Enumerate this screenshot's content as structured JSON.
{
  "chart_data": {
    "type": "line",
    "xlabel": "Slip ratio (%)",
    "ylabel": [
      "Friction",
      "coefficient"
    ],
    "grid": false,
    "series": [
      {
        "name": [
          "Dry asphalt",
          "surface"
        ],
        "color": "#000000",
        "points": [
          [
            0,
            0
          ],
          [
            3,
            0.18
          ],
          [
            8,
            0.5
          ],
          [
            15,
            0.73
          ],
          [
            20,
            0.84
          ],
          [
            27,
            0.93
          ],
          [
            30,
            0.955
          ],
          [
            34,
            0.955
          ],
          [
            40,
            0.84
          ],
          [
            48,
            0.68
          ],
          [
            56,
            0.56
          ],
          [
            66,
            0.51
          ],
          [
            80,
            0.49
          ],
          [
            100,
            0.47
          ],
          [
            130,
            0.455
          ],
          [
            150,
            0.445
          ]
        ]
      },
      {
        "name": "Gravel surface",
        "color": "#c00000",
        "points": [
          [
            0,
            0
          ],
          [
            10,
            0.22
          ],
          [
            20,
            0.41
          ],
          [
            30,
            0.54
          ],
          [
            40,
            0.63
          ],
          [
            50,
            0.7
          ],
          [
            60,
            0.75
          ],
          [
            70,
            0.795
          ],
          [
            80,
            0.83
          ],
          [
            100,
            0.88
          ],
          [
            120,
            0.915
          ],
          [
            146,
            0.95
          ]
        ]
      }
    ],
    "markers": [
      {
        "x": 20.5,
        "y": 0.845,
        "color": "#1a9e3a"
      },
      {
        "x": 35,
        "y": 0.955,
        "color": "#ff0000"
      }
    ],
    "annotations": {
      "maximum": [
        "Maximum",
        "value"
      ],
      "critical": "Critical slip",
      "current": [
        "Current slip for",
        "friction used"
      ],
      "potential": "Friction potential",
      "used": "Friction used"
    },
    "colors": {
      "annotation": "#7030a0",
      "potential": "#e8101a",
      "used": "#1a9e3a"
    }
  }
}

= = =

**Instructions to follow:** Copy the data above in full, character for character.

**Output:**
Enumerate this screenshot's content as structured JSON.
{
  "chart_data": {
    "type": "line",
    "xlabel": "Slip ratio (%)",
    "ylabel": [
      "Friction",
      "coefficient"
    ],
    "grid": false,
    "series": [
      {
        "name": [
          "Dry asphalt",
          "surface"
        ],
        "color": "#000000",
        "points": [
          [
            0,
            0
          ],
          [
            3,
            0.18
          ],
          [
            8,
            0.5
          ],
          [
            15,
            0.73
          ],
          [
            20,
            0.84
          ],
          [
            27,
            0.93
          ],
          [
            30,
            0.955
          ],
          [
            34,
            0.955
          ],
          [
            40,
            0.84
          ],
          [
            48,
            0.68
          ],
          [
            56,
            0.56
          ],
          [
            66,
            0.51
          ],
          [
            80,
            0.49
          ],
          [
            100,
            0.47
          ],
          [
            130,
            0.455
          ],
          [
            150,
            0.445
          ]
        ]
      },
      {
        "name": "Gravel surface",
        "color": "#c00000",
        "points": [
          [
            0,
            0
          ],
          [
            10,
            0.22
          ],
          [
            20,
            0.41
          ],
          [
            30,
            0.54
          ],
          [
            40,
            0.63
          ],
          [
            50,
            0.7
          ],
          [
            60,
            0.75
          ],
          [
            70,
            0.795
          ],
          [
            80,
            0.83
          ],
          [
            100,
            0.88
          ],
          [
            120,
            0.915
          ],
          [
            146,
            0.95
          ]
        ]
      }
    ],
    "markers": [
      {
        "x": 20.5,
        "y": 0.845,
        "color": "#1a9e3a"
      },
      {
        "x": 35,
        "y": 0.955,
        "color": "#ff0000"
      }
    ],
    "annotations": {
      "maximum": [
        "Maximum",
        "value"
      ],
      "critical": "Critical slip",
      "current": [
        "Current slip for",
        "friction used"
      ],
      "potential": "Friction potential",
      "used": "Friction used"
    },
    "colors": {
      "annotation": "#7030a0",
      "potential": "#e8101a",
      "used": "#1a9e3a"
    }
  }
}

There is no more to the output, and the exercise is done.